- _SET EXERCISE_: Word for word, copy all the data and drop the pictures.

- _RECORDS SUPPLIED_:
——————
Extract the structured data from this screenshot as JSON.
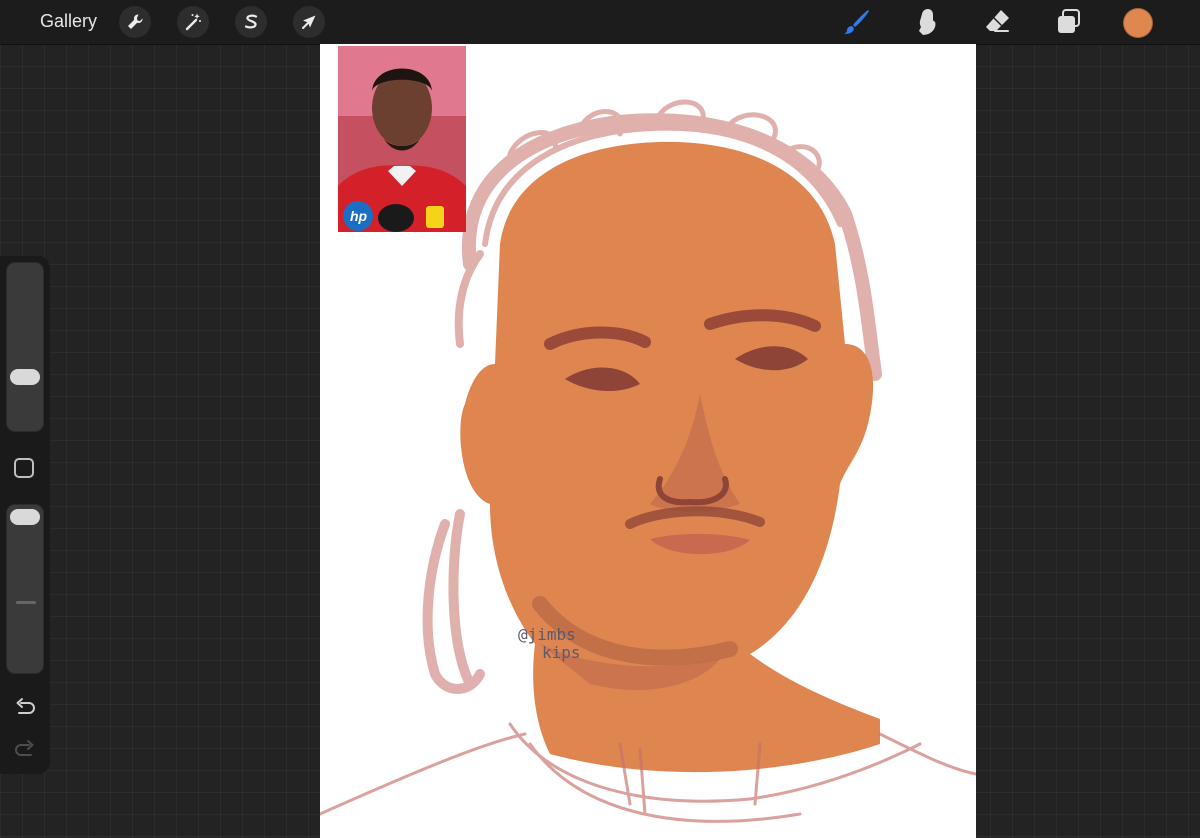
{
  "topbar": {
    "gallery_label": "Gallery",
    "left_tools": [
      {
        "name": "adjustments",
        "icon": "wrench-icon"
      },
      {
        "name": "adjust",
        "icon": "magic-wand-icon"
      },
      {
        "name": "selection",
        "icon": "selection-s-icon"
      },
      {
        "name": "transform",
        "icon": "arrow-cursor-icon"
      }
    ],
    "right_tools": [
      {
        "name": "brush",
        "icon": "brush-icon",
        "active": true
      },
      {
        "name": "smudge",
        "icon": "smudge-finger-icon"
      },
      {
        "name": "eraser",
        "icon": "eraser-icon"
      },
      {
        "name": "layers",
        "icon": "layers-icon"
      }
    ],
    "current_color": "#e0874f",
    "active_tool_color": "#2f7bf5"
  },
  "sidebar": {
    "brush_size_level": 0.3,
    "opacity_level": 1.0
  },
  "reference": {
    "badge_text": "hp"
  },
  "canvas": {
    "signature_line1": "@jimbs",
    "signature_line2": "kips",
    "skin_color": "#de8550",
    "sketch_color": "#c7706b"
  }
}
——————
- _EXPECTED OUTPUT_:
Extract the structured data from this screenshot as JSON.
{
  "topbar": {
    "gallery_label": "Gallery",
    "left_tools": [
      {
        "name": "adjustments",
        "icon": "wrench-icon"
      },
      {
        "name": "adjust",
        "icon": "magic-wand-icon"
      },
      {
        "name": "selection",
        "icon": "selection-s-icon"
      },
      {
        "name": "transform",
        "icon": "arrow-cursor-icon"
      }
    ],
    "right_tools": [
      {
        "name": "brush",
        "icon": "brush-icon",
        "active": true
      },
      {
        "name": "smudge",
        "icon": "smudge-finger-icon"
      },
      {
        "name": "eraser",
        "icon": "eraser-icon"
      },
      {
        "name": "layers",
        "icon": "layers-icon"
      }
    ],
    "current_color": "#e0874f",
    "active_tool_color": "#2f7bf5"
  },
  "sidebar": {
    "brush_size_level": 0.3,
    "opacity_level": 1.0
  },
  "reference": {
    "badge_text": "hp"
  },
  "canvas": {
    "signature_line1": "@jimbs",
    "signature_line2": "kips",
    "skin_color": "#de8550",
    "sketch_color": "#c7706b"
  }
}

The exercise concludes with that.